(Figure record extracts)
>>>>>
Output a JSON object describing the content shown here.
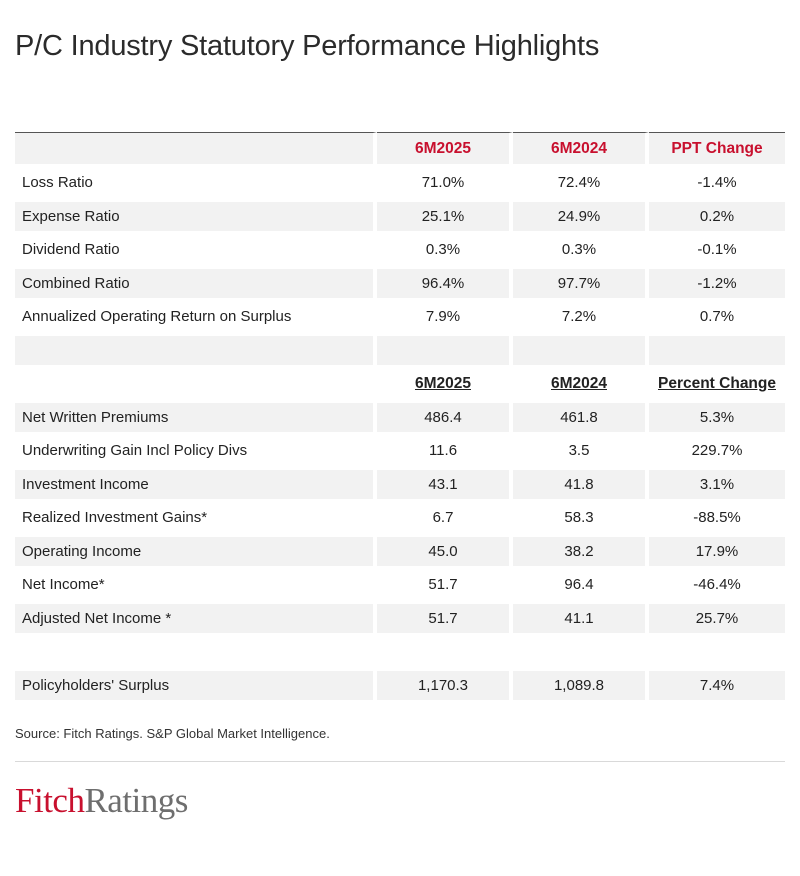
{
  "title": "P/C Industry Statutory Performance Highlights",
  "ratios": {
    "headers": [
      "6M2025",
      "6M2024",
      "PPT Change"
    ],
    "rows": [
      {
        "label": "Loss Ratio",
        "v1": "71.0%",
        "v2": "72.4%",
        "v3": "-1.4%"
      },
      {
        "label": "Expense Ratio",
        "v1": "25.1%",
        "v2": "24.9%",
        "v3": "0.2%"
      },
      {
        "label": "Dividend Ratio",
        "v1": "0.3%",
        "v2": "0.3%",
        "v3": "-0.1%"
      },
      {
        "label": "Combined Ratio",
        "v1": "96.4%",
        "v2": "97.7%",
        "v3": "-1.2%"
      },
      {
        "label": "Annualized Operating Return on Surplus",
        "v1": "7.9%",
        "v2": "7.2%",
        "v3": "0.7%"
      }
    ]
  },
  "amounts": {
    "headers": [
      "6M2025",
      "6M2024",
      "Percent Change"
    ],
    "rows": [
      {
        "label": "Net Written Premiums",
        "v1": "486.4",
        "v2": "461.8",
        "v3": "5.3%"
      },
      {
        "label": "Underwriting Gain Incl Policy Divs",
        "v1": "11.6",
        "v2": "3.5",
        "v3": "229.7%"
      },
      {
        "label": "Investment Income",
        "v1": "43.1",
        "v2": "41.8",
        "v3": "3.1%"
      },
      {
        "label": "Realized Investment Gains*",
        "v1": "6.7",
        "v2": "58.3",
        "v3": "-88.5%"
      },
      {
        "label": "Operating Income",
        "v1": "45.0",
        "v2": "38.2",
        "v3": "17.9%"
      },
      {
        "label": "Net Income*",
        "v1": "51.7",
        "v2": "96.4",
        "v3": "-46.4%"
      },
      {
        "label": "Adjusted Net Income *",
        "v1": "51.7",
        "v2": "41.1",
        "v3": "25.7%"
      }
    ]
  },
  "surplus": {
    "label": "Policyholders' Surplus",
    "v1": "1,170.3",
    "v2": "1,089.8",
    "v3": "7.4%"
  },
  "source": "Source: Fitch Ratings. S&P Global Market Intelligence.",
  "logo": {
    "part1": "Fitch",
    "part2": "Ratings"
  },
  "colors": {
    "accent": "#c8102e",
    "shade": "#f2f2f2"
  }
}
<<<<<
Prompt -
From the entries above, output every line exactly and omit any image.

Written response -
Output a JSON object describing the content shown here.
{
  "title": "P/C Industry Statutory Performance Highlights",
  "ratios": {
    "headers": [
      "6M2025",
      "6M2024",
      "PPT Change"
    ],
    "rows": [
      {
        "label": "Loss Ratio",
        "v1": "71.0%",
        "v2": "72.4%",
        "v3": "-1.4%"
      },
      {
        "label": "Expense Ratio",
        "v1": "25.1%",
        "v2": "24.9%",
        "v3": "0.2%"
      },
      {
        "label": "Dividend Ratio",
        "v1": "0.3%",
        "v2": "0.3%",
        "v3": "-0.1%"
      },
      {
        "label": "Combined Ratio",
        "v1": "96.4%",
        "v2": "97.7%",
        "v3": "-1.2%"
      },
      {
        "label": "Annualized Operating Return on Surplus",
        "v1": "7.9%",
        "v2": "7.2%",
        "v3": "0.7%"
      }
    ]
  },
  "amounts": {
    "headers": [
      "6M2025",
      "6M2024",
      "Percent Change"
    ],
    "rows": [
      {
        "label": "Net Written Premiums",
        "v1": "486.4",
        "v2": "461.8",
        "v3": "5.3%"
      },
      {
        "label": "Underwriting Gain Incl Policy Divs",
        "v1": "11.6",
        "v2": "3.5",
        "v3": "229.7%"
      },
      {
        "label": "Investment Income",
        "v1": "43.1",
        "v2": "41.8",
        "v3": "3.1%"
      },
      {
        "label": "Realized Investment Gains*",
        "v1": "6.7",
        "v2": "58.3",
        "v3": "-88.5%"
      },
      {
        "label": "Operating Income",
        "v1": "45.0",
        "v2": "38.2",
        "v3": "17.9%"
      },
      {
        "label": "Net Income*",
        "v1": "51.7",
        "v2": "96.4",
        "v3": "-46.4%"
      },
      {
        "label": "Adjusted Net Income *",
        "v1": "51.7",
        "v2": "41.1",
        "v3": "25.7%"
      }
    ]
  },
  "surplus": {
    "label": "Policyholders' Surplus",
    "v1": "1,170.3",
    "v2": "1,089.8",
    "v3": "7.4%"
  },
  "source": "Source: Fitch Ratings. S&P Global Market Intelligence.",
  "logo": {
    "part1": "Fitch",
    "part2": "Ratings"
  },
  "colors": {
    "accent": "#c8102e",
    "shade": "#f2f2f2"
  }
}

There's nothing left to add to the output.